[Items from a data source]
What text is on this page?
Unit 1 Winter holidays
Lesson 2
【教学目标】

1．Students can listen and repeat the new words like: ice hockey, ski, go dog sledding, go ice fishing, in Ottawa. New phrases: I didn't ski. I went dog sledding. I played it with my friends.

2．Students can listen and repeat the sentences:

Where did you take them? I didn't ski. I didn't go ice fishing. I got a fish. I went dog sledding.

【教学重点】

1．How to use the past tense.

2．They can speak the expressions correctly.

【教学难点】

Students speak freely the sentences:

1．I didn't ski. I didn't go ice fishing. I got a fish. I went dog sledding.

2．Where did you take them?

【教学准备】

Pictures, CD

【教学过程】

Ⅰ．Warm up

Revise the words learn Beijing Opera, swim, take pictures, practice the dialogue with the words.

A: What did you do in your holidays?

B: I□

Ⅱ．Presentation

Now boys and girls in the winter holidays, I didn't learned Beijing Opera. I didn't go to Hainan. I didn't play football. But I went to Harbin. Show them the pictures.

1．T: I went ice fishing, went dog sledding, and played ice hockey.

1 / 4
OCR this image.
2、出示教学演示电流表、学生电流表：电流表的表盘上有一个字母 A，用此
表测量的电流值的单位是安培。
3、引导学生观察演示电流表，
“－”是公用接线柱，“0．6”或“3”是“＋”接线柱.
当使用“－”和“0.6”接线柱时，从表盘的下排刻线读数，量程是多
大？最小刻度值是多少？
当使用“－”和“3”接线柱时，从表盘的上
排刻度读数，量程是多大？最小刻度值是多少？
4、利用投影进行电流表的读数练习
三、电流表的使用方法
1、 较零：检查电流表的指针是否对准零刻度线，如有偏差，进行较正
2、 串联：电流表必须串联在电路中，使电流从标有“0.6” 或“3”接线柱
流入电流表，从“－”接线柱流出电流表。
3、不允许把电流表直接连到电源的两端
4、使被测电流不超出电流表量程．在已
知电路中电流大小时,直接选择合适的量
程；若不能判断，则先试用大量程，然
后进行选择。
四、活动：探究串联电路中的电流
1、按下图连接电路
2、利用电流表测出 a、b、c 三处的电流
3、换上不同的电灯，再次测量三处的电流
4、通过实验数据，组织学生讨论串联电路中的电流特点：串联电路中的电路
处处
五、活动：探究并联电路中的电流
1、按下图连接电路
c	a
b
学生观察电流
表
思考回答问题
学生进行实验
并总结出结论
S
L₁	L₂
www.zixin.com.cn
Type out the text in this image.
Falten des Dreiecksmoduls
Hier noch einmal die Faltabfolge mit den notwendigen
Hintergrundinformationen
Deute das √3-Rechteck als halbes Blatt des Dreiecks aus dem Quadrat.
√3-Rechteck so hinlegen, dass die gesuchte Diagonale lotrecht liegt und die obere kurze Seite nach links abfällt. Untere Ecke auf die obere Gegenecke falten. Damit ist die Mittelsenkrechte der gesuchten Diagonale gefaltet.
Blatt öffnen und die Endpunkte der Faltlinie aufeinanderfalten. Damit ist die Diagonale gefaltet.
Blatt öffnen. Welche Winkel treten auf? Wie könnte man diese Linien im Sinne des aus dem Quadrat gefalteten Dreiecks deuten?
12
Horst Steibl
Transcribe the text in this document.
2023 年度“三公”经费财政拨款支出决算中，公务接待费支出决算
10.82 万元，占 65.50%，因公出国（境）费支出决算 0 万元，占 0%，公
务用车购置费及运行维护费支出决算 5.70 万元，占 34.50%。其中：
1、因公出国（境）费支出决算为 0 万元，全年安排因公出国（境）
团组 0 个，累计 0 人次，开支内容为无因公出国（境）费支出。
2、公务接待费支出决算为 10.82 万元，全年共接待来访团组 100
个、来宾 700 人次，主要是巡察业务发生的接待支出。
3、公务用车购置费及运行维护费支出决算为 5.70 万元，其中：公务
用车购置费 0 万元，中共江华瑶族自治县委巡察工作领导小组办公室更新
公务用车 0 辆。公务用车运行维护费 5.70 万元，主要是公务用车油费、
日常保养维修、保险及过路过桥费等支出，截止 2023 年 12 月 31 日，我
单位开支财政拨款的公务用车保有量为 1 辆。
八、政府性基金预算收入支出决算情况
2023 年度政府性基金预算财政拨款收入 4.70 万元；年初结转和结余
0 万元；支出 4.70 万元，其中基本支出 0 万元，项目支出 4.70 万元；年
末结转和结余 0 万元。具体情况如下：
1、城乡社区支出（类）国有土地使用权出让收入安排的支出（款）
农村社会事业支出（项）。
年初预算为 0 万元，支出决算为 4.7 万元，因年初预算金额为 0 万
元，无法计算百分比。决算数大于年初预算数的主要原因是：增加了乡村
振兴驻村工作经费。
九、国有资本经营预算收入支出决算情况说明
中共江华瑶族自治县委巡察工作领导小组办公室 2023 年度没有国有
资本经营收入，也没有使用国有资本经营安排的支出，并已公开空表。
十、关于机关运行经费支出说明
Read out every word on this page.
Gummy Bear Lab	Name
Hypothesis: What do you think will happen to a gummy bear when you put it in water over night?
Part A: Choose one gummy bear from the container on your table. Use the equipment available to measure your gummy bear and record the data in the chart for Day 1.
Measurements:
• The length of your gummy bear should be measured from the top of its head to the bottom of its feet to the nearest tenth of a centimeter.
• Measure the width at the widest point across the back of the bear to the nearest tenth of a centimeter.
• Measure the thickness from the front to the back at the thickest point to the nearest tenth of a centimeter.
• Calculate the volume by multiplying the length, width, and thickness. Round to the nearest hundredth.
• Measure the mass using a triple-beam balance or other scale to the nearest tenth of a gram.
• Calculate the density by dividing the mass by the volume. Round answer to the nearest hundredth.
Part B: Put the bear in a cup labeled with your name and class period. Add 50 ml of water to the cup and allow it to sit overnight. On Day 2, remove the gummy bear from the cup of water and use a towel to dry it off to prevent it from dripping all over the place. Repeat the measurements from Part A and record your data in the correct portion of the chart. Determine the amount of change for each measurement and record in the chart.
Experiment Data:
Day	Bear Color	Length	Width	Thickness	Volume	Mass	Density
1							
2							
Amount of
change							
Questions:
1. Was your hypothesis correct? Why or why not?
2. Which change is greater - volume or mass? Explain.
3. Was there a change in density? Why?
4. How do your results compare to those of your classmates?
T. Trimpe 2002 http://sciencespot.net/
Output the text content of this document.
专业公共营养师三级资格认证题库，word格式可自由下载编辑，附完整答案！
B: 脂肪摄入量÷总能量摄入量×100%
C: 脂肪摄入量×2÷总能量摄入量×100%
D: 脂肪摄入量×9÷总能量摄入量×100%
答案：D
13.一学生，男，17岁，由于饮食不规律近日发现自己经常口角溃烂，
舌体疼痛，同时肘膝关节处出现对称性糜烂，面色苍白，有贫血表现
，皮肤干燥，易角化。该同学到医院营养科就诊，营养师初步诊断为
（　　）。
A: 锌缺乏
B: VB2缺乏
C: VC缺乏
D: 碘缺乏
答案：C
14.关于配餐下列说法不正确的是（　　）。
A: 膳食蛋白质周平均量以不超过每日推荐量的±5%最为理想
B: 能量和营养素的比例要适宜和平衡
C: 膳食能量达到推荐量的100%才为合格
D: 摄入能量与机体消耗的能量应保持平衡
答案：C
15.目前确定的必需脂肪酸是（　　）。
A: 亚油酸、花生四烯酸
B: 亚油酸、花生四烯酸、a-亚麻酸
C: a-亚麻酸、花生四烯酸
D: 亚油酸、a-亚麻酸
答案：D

What the task asks
Starting with the line that contains "Output the text content of this document.", return each line through the last one of the data above, exactly as written and nothing more.

Written response
Output the text content of this document.
专业公共营养师三级资格认证题库，word格式可自由下载编辑，附完整答案！
B: 脂肪摄入量÷总能量摄入量×100%
C: 脂肪摄入量×2÷总能量摄入量×100%
D: 脂肪摄入量×9÷总能量摄入量×100%
答案：D
13.一学生，男，17岁，由于饮食不规律近日发现自己经常口角溃烂，
舌体疼痛，同时肘膝关节处出现对称性糜烂，面色苍白，有贫血表现
，皮肤干燥，易角化。该同学到医院营养科就诊，营养师初步诊断为
（　　）。
A: 锌缺乏
B: VB2缺乏
C: VC缺乏
D: 碘缺乏
答案：C
14.关于配餐下列说法不正确的是（　　）。
A: 膳食蛋白质周平均量以不超过每日推荐量的±5%最为理想
B: 能量和营养素的比例要适宜和平衡
C: 膳食能量达到推荐量的100%才为合格
D: 摄入能量与机体消耗的能量应保持平衡
答案：C
15.目前确定的必需脂肪酸是（　　）。
A: 亚油酸、花生四烯酸
B: 亚油酸、花生四烯酸、a-亚麻酸
C: a-亚麻酸、花生四烯酸
D: 亚油酸、a-亚麻酸
答案：D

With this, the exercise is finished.